┌────────
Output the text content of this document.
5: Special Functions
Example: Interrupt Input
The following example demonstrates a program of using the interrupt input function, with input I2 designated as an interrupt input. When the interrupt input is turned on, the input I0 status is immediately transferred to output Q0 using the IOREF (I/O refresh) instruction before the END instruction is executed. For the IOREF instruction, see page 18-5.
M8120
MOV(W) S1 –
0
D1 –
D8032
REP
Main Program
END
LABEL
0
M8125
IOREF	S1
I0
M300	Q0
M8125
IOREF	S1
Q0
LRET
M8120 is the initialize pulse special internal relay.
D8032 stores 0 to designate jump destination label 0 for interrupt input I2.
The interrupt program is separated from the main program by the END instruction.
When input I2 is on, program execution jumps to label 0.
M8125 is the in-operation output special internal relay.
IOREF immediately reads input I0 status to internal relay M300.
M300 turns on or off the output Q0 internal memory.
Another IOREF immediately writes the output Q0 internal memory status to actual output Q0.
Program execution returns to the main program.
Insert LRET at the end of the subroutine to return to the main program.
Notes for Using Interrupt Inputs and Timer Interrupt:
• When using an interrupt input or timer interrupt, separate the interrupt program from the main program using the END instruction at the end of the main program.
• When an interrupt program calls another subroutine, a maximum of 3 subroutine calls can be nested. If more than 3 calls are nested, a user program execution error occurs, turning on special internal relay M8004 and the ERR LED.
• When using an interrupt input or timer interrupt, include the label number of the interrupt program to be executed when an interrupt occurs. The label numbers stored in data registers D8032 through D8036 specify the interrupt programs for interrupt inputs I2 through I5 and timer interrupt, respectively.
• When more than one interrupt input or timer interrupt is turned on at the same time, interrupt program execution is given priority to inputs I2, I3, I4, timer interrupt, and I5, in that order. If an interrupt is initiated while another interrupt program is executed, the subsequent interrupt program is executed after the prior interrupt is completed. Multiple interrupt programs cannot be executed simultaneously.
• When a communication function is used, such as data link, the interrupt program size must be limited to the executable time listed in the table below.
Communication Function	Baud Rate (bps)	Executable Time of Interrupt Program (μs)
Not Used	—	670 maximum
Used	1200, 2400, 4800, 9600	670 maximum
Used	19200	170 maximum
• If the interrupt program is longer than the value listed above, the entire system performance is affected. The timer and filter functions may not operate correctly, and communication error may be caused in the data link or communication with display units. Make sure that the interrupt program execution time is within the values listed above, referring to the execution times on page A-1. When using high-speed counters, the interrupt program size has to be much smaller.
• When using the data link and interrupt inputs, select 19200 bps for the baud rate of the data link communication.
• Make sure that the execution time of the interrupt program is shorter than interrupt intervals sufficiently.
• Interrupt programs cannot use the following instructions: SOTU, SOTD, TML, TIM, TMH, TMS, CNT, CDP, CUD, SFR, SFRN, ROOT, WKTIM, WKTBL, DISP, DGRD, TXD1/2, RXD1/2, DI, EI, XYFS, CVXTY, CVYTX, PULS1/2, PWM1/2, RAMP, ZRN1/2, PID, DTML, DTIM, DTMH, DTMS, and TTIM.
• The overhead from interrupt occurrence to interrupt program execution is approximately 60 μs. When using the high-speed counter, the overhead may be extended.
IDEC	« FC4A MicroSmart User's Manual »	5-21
└────────
Write out each line of the data above again, exactly as given.

> Final answer:
Output the text content of this document.
5: Special Functions
Example: Interrupt Input
The following example demonstrates a program of using the interrupt input function, with input I2 designated as an interrupt input. When the interrupt input is turned on, the input I0 status is immediately transferred to output Q0 using the IOREF (I/O refresh) instruction before the END instruction is executed. For the IOREF instruction, see page 18-5.
M8120
MOV(W) S1 –
0
D1 –
D8032
REP
Main Program
END
LABEL
0
M8125
IOREF	S1
I0
M300	Q0
M8125
IOREF	S1
Q0
LRET
M8120 is the initialize pulse special internal relay.
D8032 stores 0 to designate jump destination label 0 for interrupt input I2.
The interrupt program is separated from the main program by the END instruction.
When input I2 is on, program execution jumps to label 0.
M8125 is the in-operation output special internal relay.
IOREF immediately reads input I0 status to internal relay M300.
M300 turns on or off the output Q0 internal memory.
Another IOREF immediately writes the output Q0 internal memory status to actual output Q0.
Program execution returns to the main program.
Insert LRET at the end of the subroutine to return to the main program.
Notes for Using Interrupt Inputs and Timer Interrupt:
• When using an interrupt input or timer interrupt, separate the interrupt program from the main program using the END instruction at the end of the main program.
• When an interrupt program calls another subroutine, a maximum of 3 subroutine calls can be nested. If more than 3 calls are nested, a user program execution error occurs, turning on special internal relay M8004 and the ERR LED.
• When using an interrupt input or timer interrupt, include the label number of the interrupt program to be executed when an interrupt occurs. The label numbers stored in data registers D8032 through D8036 specify the interrupt programs for interrupt inputs I2 through I5 and timer interrupt, respectively.
• When more than one interrupt input or timer interrupt is turned on at the same time, interrupt program execution is given priority to inputs I2, I3, I4, timer interrupt, and I5, in that order. If an interrupt is initiated while another interrupt program is executed, the subsequent interrupt program is executed after the prior interrupt is completed. Multiple interrupt programs cannot be executed simultaneously.
• When a communication function is used, such as data link, the interrupt program size must be limited to the executable time listed in the table below.
Communication Function	Baud Rate (bps)	Executable Time of Interrupt Program (μs)
Not Used	—	670 maximum
Used	1200, 2400, 4800, 9600	670 maximum
Used	19200	170 maximum
• If the interrupt program is longer than the value listed above, the entire system performance is affected. The timer and filter functions may not operate correctly, and communication error may be caused in the data link or communication with display units. Make sure that the interrupt program execution time is within the values listed above, referring to the execution times on page A-1. When using high-speed counters, the interrupt program size has to be much smaller.
• When using the data link and interrupt inputs, select 19200 bps for the baud rate of the data link communication.
• Make sure that the execution time of the interrupt program is shorter than interrupt intervals sufficiently.
• Interrupt programs cannot use the following instructions: SOTU, SOTD, TML, TIM, TMH, TMS, CNT, CDP, CUD, SFR, SFRN, ROOT, WKTIM, WKTBL, DISP, DGRD, TXD1/2, RXD1/2, DI, EI, XYFS, CVXTY, CVYTX, PULS1/2, PWM1/2, RAMP, ZRN1/2, PID, DTML, DTIM, DTMH, DTMS, and TTIM.
• The overhead from interrupt occurrence to interrupt program execution is approximately 60 μs. When using the high-speed counter, the overhead may be extended.
IDEC	« FC4A MicroSmart User's Manual »	5-21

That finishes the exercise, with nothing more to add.